Entries from a dataset:
- - - -
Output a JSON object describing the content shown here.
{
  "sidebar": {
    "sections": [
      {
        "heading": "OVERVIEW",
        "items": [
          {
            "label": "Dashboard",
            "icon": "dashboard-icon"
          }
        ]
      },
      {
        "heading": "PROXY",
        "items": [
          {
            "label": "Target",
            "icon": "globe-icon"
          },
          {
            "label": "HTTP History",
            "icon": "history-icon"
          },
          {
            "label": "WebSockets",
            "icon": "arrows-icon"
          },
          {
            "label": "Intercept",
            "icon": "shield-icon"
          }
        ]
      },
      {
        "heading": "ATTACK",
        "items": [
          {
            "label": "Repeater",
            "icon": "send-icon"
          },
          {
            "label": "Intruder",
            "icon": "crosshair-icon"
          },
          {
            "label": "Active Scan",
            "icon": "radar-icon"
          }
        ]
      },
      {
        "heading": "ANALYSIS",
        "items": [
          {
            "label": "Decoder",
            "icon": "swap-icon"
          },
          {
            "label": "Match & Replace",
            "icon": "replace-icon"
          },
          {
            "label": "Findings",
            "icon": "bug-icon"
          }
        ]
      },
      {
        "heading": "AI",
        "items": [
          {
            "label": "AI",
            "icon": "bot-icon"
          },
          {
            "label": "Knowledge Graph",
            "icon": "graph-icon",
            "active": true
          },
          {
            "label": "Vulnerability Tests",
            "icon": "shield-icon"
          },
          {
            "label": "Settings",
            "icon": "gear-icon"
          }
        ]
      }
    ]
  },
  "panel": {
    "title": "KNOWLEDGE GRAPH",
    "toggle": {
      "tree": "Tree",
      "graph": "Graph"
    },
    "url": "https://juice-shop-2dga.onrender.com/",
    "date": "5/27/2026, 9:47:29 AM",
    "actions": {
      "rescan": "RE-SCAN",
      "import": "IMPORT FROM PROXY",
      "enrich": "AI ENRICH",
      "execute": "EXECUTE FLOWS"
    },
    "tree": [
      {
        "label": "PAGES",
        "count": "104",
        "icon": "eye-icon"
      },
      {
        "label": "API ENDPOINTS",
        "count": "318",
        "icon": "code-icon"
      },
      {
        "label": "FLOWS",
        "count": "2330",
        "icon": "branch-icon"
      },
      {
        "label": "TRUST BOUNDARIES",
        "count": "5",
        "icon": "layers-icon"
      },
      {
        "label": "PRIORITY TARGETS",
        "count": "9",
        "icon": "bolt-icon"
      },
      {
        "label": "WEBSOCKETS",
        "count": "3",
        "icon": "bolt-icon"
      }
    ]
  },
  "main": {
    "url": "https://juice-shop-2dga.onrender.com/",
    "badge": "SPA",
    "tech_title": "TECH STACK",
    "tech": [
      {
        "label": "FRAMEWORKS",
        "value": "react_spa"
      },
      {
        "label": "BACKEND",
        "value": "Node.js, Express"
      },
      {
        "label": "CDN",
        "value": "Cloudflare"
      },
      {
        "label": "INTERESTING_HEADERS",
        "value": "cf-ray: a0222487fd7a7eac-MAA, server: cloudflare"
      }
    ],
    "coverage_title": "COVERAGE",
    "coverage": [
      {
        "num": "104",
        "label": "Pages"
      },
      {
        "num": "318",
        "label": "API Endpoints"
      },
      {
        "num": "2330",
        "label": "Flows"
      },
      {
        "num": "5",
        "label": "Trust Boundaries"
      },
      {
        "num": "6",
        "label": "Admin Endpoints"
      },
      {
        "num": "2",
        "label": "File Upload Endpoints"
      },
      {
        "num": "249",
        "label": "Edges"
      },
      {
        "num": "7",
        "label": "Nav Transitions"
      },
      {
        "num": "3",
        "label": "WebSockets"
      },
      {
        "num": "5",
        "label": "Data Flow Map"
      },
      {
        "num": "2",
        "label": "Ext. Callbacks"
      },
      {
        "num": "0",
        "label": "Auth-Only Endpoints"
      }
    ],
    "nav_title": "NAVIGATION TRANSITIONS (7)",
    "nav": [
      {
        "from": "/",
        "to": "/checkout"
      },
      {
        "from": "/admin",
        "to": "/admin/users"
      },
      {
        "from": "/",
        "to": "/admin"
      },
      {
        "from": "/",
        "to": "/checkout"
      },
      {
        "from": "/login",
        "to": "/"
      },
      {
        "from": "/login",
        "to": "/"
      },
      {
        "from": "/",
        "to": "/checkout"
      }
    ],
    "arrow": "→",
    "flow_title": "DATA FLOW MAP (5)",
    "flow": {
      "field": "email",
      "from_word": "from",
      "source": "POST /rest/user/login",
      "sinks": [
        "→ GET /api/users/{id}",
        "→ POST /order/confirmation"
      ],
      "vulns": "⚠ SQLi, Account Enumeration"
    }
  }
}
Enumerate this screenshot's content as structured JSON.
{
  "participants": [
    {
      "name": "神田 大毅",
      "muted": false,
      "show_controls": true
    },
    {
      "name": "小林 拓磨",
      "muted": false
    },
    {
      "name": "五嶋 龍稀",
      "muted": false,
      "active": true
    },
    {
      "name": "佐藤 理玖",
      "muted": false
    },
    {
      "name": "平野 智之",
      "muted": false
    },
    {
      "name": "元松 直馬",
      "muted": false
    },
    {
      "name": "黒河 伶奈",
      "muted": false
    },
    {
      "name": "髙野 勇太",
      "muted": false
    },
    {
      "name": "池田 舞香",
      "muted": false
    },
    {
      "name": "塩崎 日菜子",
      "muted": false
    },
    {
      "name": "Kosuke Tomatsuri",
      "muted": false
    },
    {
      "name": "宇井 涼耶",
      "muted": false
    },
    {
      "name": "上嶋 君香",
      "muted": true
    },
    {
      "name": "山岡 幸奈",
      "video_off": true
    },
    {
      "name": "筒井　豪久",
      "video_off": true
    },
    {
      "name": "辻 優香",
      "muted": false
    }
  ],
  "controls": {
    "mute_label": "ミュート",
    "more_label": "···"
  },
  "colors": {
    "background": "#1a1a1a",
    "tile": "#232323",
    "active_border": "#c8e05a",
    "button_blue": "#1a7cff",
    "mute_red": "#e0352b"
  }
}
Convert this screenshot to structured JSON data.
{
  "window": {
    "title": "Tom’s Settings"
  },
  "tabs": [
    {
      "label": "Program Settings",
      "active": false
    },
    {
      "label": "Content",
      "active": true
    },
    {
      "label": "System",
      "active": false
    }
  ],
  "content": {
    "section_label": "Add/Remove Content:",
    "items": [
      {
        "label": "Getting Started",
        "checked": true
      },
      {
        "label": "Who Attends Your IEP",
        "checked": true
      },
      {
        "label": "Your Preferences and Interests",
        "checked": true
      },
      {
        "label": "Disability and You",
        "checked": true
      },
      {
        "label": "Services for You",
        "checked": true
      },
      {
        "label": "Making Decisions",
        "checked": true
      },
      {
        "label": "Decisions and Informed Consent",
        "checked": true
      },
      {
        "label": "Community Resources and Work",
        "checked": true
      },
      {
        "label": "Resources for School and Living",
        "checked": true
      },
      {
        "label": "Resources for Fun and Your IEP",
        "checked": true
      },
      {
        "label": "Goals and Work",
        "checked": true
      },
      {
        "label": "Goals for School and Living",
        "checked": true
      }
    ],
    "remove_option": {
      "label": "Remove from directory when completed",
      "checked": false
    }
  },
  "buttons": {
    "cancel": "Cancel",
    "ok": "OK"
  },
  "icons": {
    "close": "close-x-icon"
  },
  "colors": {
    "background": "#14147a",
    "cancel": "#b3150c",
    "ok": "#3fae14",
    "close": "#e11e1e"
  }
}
- - - -
- REQUIRED TASK -
Each line in the material above must be retyped without alteration.

- ANSWER IN FULL -
Output a JSON object describing the content shown here.
{
  "sidebar": {
    "sections": [
      {
        "heading": "OVERVIEW",
        "items": [
          {
            "label": "Dashboard",
            "icon": "dashboard-icon"
          }
        ]
      },
      {
        "heading": "PROXY",
        "items": [
          {
            "label": "Target",
            "icon": "globe-icon"
          },
          {
            "label": "HTTP History",
            "icon": "history-icon"
          },
          {
            "label": "WebSockets",
            "icon": "arrows-icon"
          },
          {
            "label": "Intercept",
            "icon": "shield-icon"
          }
        ]
      },
      {
        "heading": "ATTACK",
        "items": [
          {
            "label": "Repeater",
            "icon": "send-icon"
          },
          {
            "label": "Intruder",
            "icon": "crosshair-icon"
          },
          {
            "label": "Active Scan",
            "icon": "radar-icon"
          }
        ]
      },
      {
        "heading": "ANALYSIS",
        "items": [
          {
            "label": "Decoder",
            "icon": "swap-icon"
          },
          {
            "label": "Match & Replace",
            "icon": "replace-icon"
          },
          {
            "label": "Findings",
            "icon": "bug-icon"
          }
        ]
      },
      {
        "heading": "AI",
        "items": [
          {
            "label": "AI",
            "icon": "bot-icon"
          },
          {
            "label": "Knowledge Graph",
            "icon": "graph-icon",
            "active": true
          },
          {
            "label": "Vulnerability Tests",
            "icon": "shield-icon"
          },
          {
            "label": "Settings",
            "icon": "gear-icon"
          }
        ]
      }
    ]
  },
  "panel": {
    "title": "KNOWLEDGE GRAPH",
    "toggle": {
      "tree": "Tree",
      "graph": "Graph"
    },
    "url": "https://juice-shop-2dga.onrender.com/",
    "date": "5/27/2026, 9:47:29 AM",
    "actions": {
      "rescan": "RE-SCAN",
      "import": "IMPORT FROM PROXY",
      "enrich": "AI ENRICH",
      "execute": "EXECUTE FLOWS"
    },
    "tree": [
      {
        "label": "PAGES",
        "count": "104",
        "icon": "eye-icon"
      },
      {
        "label": "API ENDPOINTS",
        "count": "318",
        "icon": "code-icon"
      },
      {
        "label": "FLOWS",
        "count": "2330",
        "icon": "branch-icon"
      },
      {
        "label": "TRUST BOUNDARIES",
        "count": "5",
        "icon": "layers-icon"
      },
      {
        "label": "PRIORITY TARGETS",
        "count": "9",
        "icon": "bolt-icon"
      },
      {
        "label": "WEBSOCKETS",
        "count": "3",
        "icon": "bolt-icon"
      }
    ]
  },
  "main": {
    "url": "https://juice-shop-2dga.onrender.com/",
    "badge": "SPA",
    "tech_title": "TECH STACK",
    "tech": [
      {
        "label": "FRAMEWORKS",
        "value": "react_spa"
      },
      {
        "label": "BACKEND",
        "value": "Node.js, Express"
      },
      {
        "label": "CDN",
        "value": "Cloudflare"
      },
      {
        "label": "INTERESTING_HEADERS",
        "value": "cf-ray: a0222487fd7a7eac-MAA, server: cloudflare"
      }
    ],
    "coverage_title": "COVERAGE",
    "coverage": [
      {
        "num": "104",
        "label": "Pages"
      },
      {
        "num": "318",
        "label": "API Endpoints"
      },
      {
        "num": "2330",
        "label": "Flows"
      },
      {
        "num": "5",
        "label": "Trust Boundaries"
      },
      {
        "num": "6",
        "label": "Admin Endpoints"
      },
      {
        "num": "2",
        "label": "File Upload Endpoints"
      },
      {
        "num": "249",
        "label": "Edges"
      },
      {
        "num": "7",
        "label": "Nav Transitions"
      },
      {
        "num": "3",
        "label": "WebSockets"
      },
      {
        "num": "5",
        "label": "Data Flow Map"
      },
      {
        "num": "2",
        "label": "Ext. Callbacks"
      },
      {
        "num": "0",
        "label": "Auth-Only Endpoints"
      }
    ],
    "nav_title": "NAVIGATION TRANSITIONS (7)",
    "nav": [
      {
        "from": "/",
        "to": "/checkout"
      },
      {
        "from": "/admin",
        "to": "/admin/users"
      },
      {
        "from": "/",
        "to": "/admin"
      },
      {
        "from": "/",
        "to": "/checkout"
      },
      {
        "from": "/login",
        "to": "/"
      },
      {
        "from": "/login",
        "to": "/"
      },
      {
        "from": "/",
        "to": "/checkout"
      }
    ],
    "arrow": "→",
    "flow_title": "DATA FLOW MAP (5)",
    "flow": {
      "field": "email",
      "from_word": "from",
      "source": "POST /rest/user/login",
      "sinks": [
        "→ GET /api/users/{id}",
        "→ POST /order/confirmation"
      ],
      "vulns": "⚠ SQLi, Account Enumeration"
    }
  }
}
Enumerate this screenshot's content as structured JSON.
{
  "participants": [
    {
      "name": "神田 大毅",
      "muted": false,
      "show_controls": true
    },
    {
      "name": "小林 拓磨",
      "muted": false
    },
    {
      "name": "五嶋 龍稀",
      "muted": false,
      "active": true
    },
    {
      "name": "佐藤 理玖",
      "muted": false
    },
    {
      "name": "平野 智之",
      "muted": false
    },
    {
      "name": "元松 直馬",
      "muted": false
    },
    {
      "name": "黒河 伶奈",
      "muted": false
    },
    {
      "name": "髙野 勇太",
      "muted": false
    },
    {
      "name": "池田 舞香",
      "muted": false
    },
    {
      "name": "塩崎 日菜子",
      "muted": false
    },
    {
      "name": "Kosuke Tomatsuri",
      "muted": false
    },
    {
      "name": "宇井 涼耶",
      "muted": false
    },
    {
      "name": "上嶋 君香",
      "muted": true
    },
    {
      "name": "山岡 幸奈",
      "video_off": true
    },
    {
      "name": "筒井　豪久",
      "video_off": true
    },
    {
      "name": "辻 優香",
      "muted": false
    }
  ],
  "controls": {
    "mute_label": "ミュート",
    "more_label": "···"
  },
  "colors": {
    "background": "#1a1a1a",
    "tile": "#232323",
    "active_border": "#c8e05a",
    "button_blue": "#1a7cff",
    "mute_red": "#e0352b"
  }
}
Convert this screenshot to structured JSON data.
{
  "window": {
    "title": "Tom’s Settings"
  },
  "tabs": [
    {
      "label": "Program Settings",
      "active": false
    },
    {
      "label": "Content",
      "active": true
    },
    {
      "label": "System",
      "active": false
    }
  ],
  "content": {
    "section_label": "Add/Remove Content:",
    "items": [
      {
        "label": "Getting Started",
        "checked": true
      },
      {
        "label": "Who Attends Your IEP",
        "checked": true
      },
      {
        "label": "Your Preferences and Interests",
        "checked": true
      },
      {
        "label": "Disability and You",
        "checked": true
      },
      {
        "label": "Services for You",
        "checked": true
      },
      {
        "label": "Making Decisions",
        "checked": true
      },
      {
        "label": "Decisions and Informed Consent",
        "checked": true
      },
      {
        "label": "Community Resources and Work",
        "checked": true
      },
      {
        "label": "Resources for School and Living",
        "checked": true
      },
      {
        "label": "Resources for Fun and Your IEP",
        "checked": true
      },
      {
        "label": "Goals and Work",
        "checked": true
      },
      {
        "label": "Goals for School and Living",
        "checked": true
      }
    ],
    "remove_option": {
      "label": "Remove from directory when completed",
      "checked": false
    }
  },
  "buttons": {
    "cancel": "Cancel",
    "ok": "OK"
  },
  "icons": {
    "close": "close-x-icon"
  },
  "colors": {
    "background": "#14147a",
    "cancel": "#b3150c",
    "ok": "#3fae14",
    "close": "#e11e1e"
  }
}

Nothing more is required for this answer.